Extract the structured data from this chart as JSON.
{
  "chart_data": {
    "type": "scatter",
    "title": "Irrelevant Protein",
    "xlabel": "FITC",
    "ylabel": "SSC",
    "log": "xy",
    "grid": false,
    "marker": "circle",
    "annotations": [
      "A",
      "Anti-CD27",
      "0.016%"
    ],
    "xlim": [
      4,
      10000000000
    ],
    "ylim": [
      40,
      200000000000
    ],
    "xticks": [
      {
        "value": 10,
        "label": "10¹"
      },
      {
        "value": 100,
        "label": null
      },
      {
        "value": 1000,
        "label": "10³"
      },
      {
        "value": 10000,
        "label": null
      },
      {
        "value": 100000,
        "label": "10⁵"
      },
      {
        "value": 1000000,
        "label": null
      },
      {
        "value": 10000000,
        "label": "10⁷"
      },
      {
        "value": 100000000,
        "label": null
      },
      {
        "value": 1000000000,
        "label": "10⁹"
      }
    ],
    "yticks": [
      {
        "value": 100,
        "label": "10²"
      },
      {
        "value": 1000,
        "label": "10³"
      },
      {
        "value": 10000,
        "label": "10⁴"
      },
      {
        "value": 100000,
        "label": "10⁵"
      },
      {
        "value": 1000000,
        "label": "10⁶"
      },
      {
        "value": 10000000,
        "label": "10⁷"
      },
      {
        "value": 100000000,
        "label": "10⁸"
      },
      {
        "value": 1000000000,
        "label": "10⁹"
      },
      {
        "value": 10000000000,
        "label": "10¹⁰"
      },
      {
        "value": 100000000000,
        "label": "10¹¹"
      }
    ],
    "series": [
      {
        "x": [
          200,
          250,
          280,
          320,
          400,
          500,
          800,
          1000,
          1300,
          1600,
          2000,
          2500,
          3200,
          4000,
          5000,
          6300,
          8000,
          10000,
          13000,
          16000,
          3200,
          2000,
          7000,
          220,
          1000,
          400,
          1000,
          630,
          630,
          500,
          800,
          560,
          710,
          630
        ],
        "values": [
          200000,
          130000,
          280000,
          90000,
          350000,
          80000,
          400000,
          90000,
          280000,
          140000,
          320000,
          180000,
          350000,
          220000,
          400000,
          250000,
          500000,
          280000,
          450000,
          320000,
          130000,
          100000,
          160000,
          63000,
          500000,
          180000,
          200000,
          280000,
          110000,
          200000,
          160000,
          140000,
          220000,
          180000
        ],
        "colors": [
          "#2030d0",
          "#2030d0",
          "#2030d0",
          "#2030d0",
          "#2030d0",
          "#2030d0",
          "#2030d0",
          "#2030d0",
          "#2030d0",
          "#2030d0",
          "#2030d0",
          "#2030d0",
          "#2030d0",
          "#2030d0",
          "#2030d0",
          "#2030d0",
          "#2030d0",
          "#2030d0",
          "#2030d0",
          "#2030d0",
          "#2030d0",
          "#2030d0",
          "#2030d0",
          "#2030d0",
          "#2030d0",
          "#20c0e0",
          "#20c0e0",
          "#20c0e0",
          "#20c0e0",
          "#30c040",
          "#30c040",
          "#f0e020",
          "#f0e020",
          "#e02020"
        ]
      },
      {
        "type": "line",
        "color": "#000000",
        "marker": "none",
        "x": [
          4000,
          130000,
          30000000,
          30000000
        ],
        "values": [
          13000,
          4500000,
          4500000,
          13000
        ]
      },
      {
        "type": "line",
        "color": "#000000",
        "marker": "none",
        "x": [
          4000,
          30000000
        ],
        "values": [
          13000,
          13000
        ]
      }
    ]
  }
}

^^^^

Work task:
Your answer must be every record above, set down exactly as written.

Solution to the exercise:
Extract the structured data from this chart as JSON.
{
  "chart_data": {
    "type": "scatter",
    "title": "Irrelevant Protein",
    "xlabel": "FITC",
    "ylabel": "SSC",
    "log": "xy",
    "grid": false,
    "marker": "circle",
    "annotations": [
      "A",
      "Anti-CD27",
      "0.016%"
    ],
    "xlim": [
      4,
      10000000000
    ],
    "ylim": [
      40,
      200000000000
    ],
    "xticks": [
      {
        "value": 10,
        "label": "10¹"
      },
      {
        "value": 100,
        "label": null
      },
      {
        "value": 1000,
        "label": "10³"
      },
      {
        "value": 10000,
        "label": null
      },
      {
        "value": 100000,
        "label": "10⁵"
      },
      {
        "value": 1000000,
        "label": null
      },
      {
        "value": 10000000,
        "label": "10⁷"
      },
      {
        "value": 100000000,
        "label": null
      },
      {
        "value": 1000000000,
        "label": "10⁹"
      }
    ],
    "yticks": [
      {
        "value": 100,
        "label": "10²"
      },
      {
        "value": 1000,
        "label": "10³"
      },
      {
        "value": 10000,
        "label": "10⁴"
      },
      {
        "value": 100000,
        "label": "10⁵"
      },
      {
        "value": 1000000,
        "label": "10⁶"
      },
      {
        "value": 10000000,
        "label": "10⁷"
      },
      {
        "value": 100000000,
        "label": "10⁸"
      },
      {
        "value": 1000000000,
        "label": "10⁹"
      },
      {
        "value": 10000000000,
        "label": "10¹⁰"
      },
      {
        "value": 100000000000,
        "label": "10¹¹"
      }
    ],
    "series": [
      {
        "x": [
          200,
          250,
          280,
          320,
          400,
          500,
          800,
          1000,
          1300,
          1600,
          2000,
          2500,
          3200,
          4000,
          5000,
          6300,
          8000,
          10000,
          13000,
          16000,
          3200,
          2000,
          7000,
          220,
          1000,
          400,
          1000,
          630,
          630,
          500,
          800,
          560,
          710,
          630
        ],
        "values": [
          200000,
          130000,
          280000,
          90000,
          350000,
          80000,
          400000,
          90000,
          280000,
          140000,
          320000,
          180000,
          350000,
          220000,
          400000,
          250000,
          500000,
          280000,
          450000,
          320000,
          130000,
          100000,
          160000,
          63000,
          500000,
          180000,
          200000,
          280000,
          110000,
          200000,
          160000,
          140000,
          220000,
          180000
        ],
        "colors": [
          "#2030d0",
          "#2030d0",
          "#2030d0",
          "#2030d0",
          "#2030d0",
          "#2030d0",
          "#2030d0",
          "#2030d0",
          "#2030d0",
          "#2030d0",
          "#2030d0",
          "#2030d0",
          "#2030d0",
          "#2030d0",
          "#2030d0",
          "#2030d0",
          "#2030d0",
          "#2030d0",
          "#2030d0",
          "#2030d0",
          "#2030d0",
          "#2030d0",
          "#2030d0",
          "#2030d0",
          "#2030d0",
          "#20c0e0",
          "#20c0e0",
          "#20c0e0",
          "#20c0e0",
          "#30c040",
          "#30c040",
          "#f0e020",
          "#f0e020",
          "#e02020"
        ]
      },
      {
        "type": "line",
        "color": "#000000",
        "marker": "none",
        "x": [
          4000,
          130000,
          30000000,
          30000000
        ],
        "values": [
          13000,
          4500000,
          4500000,
          13000
        ]
      },
      {
        "type": "line",
        "color": "#000000",
        "marker": "none",
        "x": [
          4000,
          30000000
        ],
        "values": [
          13000,
          13000
        ]
      }
    ]
  }
}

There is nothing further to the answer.